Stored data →
☆ ☆ ☆ ☆

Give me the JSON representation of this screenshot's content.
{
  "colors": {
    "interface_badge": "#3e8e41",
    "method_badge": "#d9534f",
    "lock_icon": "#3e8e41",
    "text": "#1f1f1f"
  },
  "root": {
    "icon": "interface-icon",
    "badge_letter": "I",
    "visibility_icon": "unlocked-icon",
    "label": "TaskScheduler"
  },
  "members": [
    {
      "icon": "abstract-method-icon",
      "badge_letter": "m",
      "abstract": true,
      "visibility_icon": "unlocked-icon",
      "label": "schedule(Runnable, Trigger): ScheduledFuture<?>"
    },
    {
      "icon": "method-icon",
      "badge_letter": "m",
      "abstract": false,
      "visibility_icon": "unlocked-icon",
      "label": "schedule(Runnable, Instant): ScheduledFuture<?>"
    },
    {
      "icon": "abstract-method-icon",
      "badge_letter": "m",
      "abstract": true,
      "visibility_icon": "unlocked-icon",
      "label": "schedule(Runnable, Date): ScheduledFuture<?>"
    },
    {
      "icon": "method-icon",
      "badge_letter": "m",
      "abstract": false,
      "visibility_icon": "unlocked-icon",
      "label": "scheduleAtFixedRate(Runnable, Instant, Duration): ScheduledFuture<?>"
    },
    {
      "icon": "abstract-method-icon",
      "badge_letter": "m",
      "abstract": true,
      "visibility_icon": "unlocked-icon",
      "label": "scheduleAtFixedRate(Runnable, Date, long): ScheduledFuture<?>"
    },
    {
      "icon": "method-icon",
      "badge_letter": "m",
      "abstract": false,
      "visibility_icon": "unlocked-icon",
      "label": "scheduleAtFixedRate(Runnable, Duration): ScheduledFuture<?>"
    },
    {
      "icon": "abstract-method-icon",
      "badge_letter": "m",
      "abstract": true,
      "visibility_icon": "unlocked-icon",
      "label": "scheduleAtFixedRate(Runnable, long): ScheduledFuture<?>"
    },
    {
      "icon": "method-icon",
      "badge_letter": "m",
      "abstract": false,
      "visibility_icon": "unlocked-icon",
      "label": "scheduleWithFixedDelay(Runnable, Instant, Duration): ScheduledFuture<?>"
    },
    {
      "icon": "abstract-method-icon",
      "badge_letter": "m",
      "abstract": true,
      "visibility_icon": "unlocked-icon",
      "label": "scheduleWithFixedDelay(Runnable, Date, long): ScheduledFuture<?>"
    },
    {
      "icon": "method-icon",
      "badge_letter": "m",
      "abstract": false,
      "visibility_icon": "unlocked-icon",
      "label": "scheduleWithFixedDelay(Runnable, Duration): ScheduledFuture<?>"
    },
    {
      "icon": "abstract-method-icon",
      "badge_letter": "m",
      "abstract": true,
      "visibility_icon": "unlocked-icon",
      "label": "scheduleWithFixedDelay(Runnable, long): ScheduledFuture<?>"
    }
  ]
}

☆ ☆ ☆ ☆

Return every record, word for word.

Give me the JSON representation of this screenshot's content.
{
  "colors": {
    "interface_badge": "#3e8e41",
    "method_badge": "#d9534f",
    "lock_icon": "#3e8e41",
    "text": "#1f1f1f"
  },
  "root": {
    "icon": "interface-icon",
    "badge_letter": "I",
    "visibility_icon": "unlocked-icon",
    "label": "TaskScheduler"
  },
  "members": [
    {
      "icon": "abstract-method-icon",
      "badge_letter": "m",
      "abstract": true,
      "visibility_icon": "unlocked-icon",
      "label": "schedule(Runnable, Trigger): ScheduledFuture<?>"
    },
    {
      "icon": "method-icon",
      "badge_letter": "m",
      "abstract": false,
      "visibility_icon": "unlocked-icon",
      "label": "schedule(Runnable, Instant): ScheduledFuture<?>"
    },
    {
      "icon": "abstract-method-icon",
      "badge_letter": "m",
      "abstract": true,
      "visibility_icon": "unlocked-icon",
      "label": "schedule(Runnable, Date): ScheduledFuture<?>"
    },
    {
      "icon": "method-icon",
      "badge_letter": "m",
      "abstract": false,
      "visibility_icon": "unlocked-icon",
      "label": "scheduleAtFixedRate(Runnable, Instant, Duration): ScheduledFuture<?>"
    },
    {
      "icon": "abstract-method-icon",
      "badge_letter": "m",
      "abstract": true,
      "visibility_icon": "unlocked-icon",
      "label": "scheduleAtFixedRate(Runnable, Date, long): ScheduledFuture<?>"
    },
    {
      "icon": "method-icon",
      "badge_letter": "m",
      "abstract": false,
      "visibility_icon": "unlocked-icon",
      "label": "scheduleAtFixedRate(Runnable, Duration): ScheduledFuture<?>"
    },
    {
      "icon": "abstract-method-icon",
      "badge_letter": "m",
      "abstract": true,
      "visibility_icon": "unlocked-icon",
      "label": "scheduleAtFixedRate(Runnable, long): ScheduledFuture<?>"
    },
    {
      "icon": "method-icon",
      "badge_letter": "m",
      "abstract": false,
      "visibility_icon": "unlocked-icon",
      "label": "scheduleWithFixedDelay(Runnable, Instant, Duration): ScheduledFuture<?>"
    },
    {
      "icon": "abstract-method-icon",
      "badge_letter": "m",
      "abstract": true,
      "visibility_icon": "unlocked-icon",
      "label": "scheduleWithFixedDelay(Runnable, Date, long): ScheduledFuture<?>"
    },
    {
      "icon": "method-icon",
      "badge_letter": "m",
      "abstract": false,
      "visibility_icon": "unlocked-icon",
      "label": "scheduleWithFixedDelay(Runnable, Duration): ScheduledFuture<?>"
    },
    {
      "icon": "abstract-method-icon",
      "badge_letter": "m",
      "abstract": true,
      "visibility_icon": "unlocked-icon",
      "label": "scheduleWithFixedDelay(Runnable, long): ScheduledFuture<?>"
    }
  ]
}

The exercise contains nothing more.